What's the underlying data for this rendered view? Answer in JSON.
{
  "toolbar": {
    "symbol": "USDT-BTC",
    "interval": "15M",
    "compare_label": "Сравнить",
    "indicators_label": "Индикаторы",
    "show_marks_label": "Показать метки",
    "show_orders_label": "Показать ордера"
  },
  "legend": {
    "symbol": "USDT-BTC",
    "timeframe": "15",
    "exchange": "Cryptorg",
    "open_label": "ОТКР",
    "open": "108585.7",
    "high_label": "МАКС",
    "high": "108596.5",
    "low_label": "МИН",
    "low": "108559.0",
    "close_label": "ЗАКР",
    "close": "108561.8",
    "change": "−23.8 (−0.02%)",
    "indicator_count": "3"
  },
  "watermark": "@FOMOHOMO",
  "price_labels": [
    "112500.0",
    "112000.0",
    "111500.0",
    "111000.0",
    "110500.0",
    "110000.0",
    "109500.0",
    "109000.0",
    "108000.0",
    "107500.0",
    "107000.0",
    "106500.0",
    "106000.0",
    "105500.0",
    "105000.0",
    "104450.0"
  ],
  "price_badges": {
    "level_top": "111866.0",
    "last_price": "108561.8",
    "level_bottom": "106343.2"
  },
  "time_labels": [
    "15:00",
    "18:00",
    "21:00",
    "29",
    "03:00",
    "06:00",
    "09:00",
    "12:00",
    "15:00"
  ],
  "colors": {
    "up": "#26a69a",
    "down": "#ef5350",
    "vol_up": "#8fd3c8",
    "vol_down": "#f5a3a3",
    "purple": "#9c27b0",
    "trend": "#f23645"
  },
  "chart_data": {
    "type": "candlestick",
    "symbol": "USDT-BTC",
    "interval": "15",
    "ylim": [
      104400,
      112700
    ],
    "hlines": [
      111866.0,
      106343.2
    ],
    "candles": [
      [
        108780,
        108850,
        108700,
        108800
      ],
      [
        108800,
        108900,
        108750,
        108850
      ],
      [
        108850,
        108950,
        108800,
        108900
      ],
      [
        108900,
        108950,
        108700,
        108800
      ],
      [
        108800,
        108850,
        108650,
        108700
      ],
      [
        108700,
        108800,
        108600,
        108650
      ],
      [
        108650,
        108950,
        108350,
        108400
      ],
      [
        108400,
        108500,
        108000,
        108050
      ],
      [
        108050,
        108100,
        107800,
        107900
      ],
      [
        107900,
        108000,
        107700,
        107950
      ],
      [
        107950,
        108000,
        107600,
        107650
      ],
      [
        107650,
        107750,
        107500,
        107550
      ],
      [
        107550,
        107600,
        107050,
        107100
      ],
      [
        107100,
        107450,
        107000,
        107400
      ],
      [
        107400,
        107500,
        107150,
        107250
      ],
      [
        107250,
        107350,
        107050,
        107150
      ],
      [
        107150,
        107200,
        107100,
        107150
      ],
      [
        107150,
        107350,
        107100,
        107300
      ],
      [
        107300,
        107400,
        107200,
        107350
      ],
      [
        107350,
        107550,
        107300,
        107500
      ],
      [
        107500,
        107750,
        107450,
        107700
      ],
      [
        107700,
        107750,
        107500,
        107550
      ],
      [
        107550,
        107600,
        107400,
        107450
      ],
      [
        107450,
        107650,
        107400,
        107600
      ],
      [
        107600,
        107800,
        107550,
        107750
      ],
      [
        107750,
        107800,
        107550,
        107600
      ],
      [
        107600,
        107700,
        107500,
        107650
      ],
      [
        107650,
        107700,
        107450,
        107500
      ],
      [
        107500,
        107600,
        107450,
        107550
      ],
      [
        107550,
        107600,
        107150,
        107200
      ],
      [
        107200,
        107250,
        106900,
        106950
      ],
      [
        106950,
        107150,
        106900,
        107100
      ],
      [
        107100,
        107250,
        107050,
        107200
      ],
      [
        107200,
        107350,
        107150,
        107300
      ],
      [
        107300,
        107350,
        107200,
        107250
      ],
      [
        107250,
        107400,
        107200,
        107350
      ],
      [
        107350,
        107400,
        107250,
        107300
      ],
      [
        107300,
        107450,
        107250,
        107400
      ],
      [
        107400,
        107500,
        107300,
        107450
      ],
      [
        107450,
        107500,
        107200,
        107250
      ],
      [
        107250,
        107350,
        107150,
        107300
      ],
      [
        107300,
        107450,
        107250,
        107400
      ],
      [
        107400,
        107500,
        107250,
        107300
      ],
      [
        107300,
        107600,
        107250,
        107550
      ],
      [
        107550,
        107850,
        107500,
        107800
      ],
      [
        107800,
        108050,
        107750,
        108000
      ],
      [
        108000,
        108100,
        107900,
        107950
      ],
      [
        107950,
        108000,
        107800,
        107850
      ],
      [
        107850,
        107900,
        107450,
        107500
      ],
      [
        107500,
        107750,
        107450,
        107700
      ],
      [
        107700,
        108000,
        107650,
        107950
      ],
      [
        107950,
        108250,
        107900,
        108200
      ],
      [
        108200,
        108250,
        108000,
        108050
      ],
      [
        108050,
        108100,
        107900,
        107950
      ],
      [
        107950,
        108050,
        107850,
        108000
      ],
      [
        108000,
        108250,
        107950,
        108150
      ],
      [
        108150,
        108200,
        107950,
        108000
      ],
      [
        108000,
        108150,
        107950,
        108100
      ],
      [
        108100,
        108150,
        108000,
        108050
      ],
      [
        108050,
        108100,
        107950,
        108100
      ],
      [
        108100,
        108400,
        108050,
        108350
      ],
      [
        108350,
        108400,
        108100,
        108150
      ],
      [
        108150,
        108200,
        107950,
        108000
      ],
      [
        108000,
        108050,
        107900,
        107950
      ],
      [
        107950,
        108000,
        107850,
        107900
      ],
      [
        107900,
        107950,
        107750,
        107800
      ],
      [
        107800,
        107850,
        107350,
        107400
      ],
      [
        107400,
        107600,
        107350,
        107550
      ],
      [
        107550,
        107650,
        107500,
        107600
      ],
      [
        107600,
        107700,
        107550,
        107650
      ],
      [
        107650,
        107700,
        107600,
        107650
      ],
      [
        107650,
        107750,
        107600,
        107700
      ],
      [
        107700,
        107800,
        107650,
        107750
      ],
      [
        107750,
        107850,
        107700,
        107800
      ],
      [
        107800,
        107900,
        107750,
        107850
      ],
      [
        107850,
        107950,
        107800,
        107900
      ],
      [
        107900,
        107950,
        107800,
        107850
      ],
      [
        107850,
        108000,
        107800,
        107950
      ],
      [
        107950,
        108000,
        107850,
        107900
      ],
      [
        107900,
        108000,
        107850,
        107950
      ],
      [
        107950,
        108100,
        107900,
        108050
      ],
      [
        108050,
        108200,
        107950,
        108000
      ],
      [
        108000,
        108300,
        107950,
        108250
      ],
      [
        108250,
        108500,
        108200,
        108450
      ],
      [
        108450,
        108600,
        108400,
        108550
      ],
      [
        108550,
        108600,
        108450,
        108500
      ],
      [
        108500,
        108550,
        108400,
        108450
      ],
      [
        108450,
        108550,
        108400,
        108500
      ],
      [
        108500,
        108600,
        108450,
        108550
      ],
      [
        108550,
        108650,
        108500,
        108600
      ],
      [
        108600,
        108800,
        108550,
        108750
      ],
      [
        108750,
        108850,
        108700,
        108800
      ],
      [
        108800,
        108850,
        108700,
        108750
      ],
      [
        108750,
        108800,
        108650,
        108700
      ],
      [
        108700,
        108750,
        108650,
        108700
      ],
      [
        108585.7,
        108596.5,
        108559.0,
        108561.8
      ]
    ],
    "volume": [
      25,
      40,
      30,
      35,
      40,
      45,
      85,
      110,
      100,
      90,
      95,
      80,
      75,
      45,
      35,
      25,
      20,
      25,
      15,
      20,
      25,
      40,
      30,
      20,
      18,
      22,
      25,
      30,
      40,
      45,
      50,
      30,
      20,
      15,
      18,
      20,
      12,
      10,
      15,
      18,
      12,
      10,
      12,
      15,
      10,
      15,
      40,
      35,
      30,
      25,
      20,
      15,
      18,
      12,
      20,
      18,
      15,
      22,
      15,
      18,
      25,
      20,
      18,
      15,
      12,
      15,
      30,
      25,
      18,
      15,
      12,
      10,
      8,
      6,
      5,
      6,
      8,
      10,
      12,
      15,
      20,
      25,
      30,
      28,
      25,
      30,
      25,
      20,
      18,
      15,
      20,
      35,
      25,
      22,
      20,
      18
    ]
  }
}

TASK INSTRUCTIONS: Copy every line in the records above that contains the word "Показать".

SOLVED EXERCISE:
    "show_marks_label": "Показать метки",
    "show_orders_label": "Показать ордера"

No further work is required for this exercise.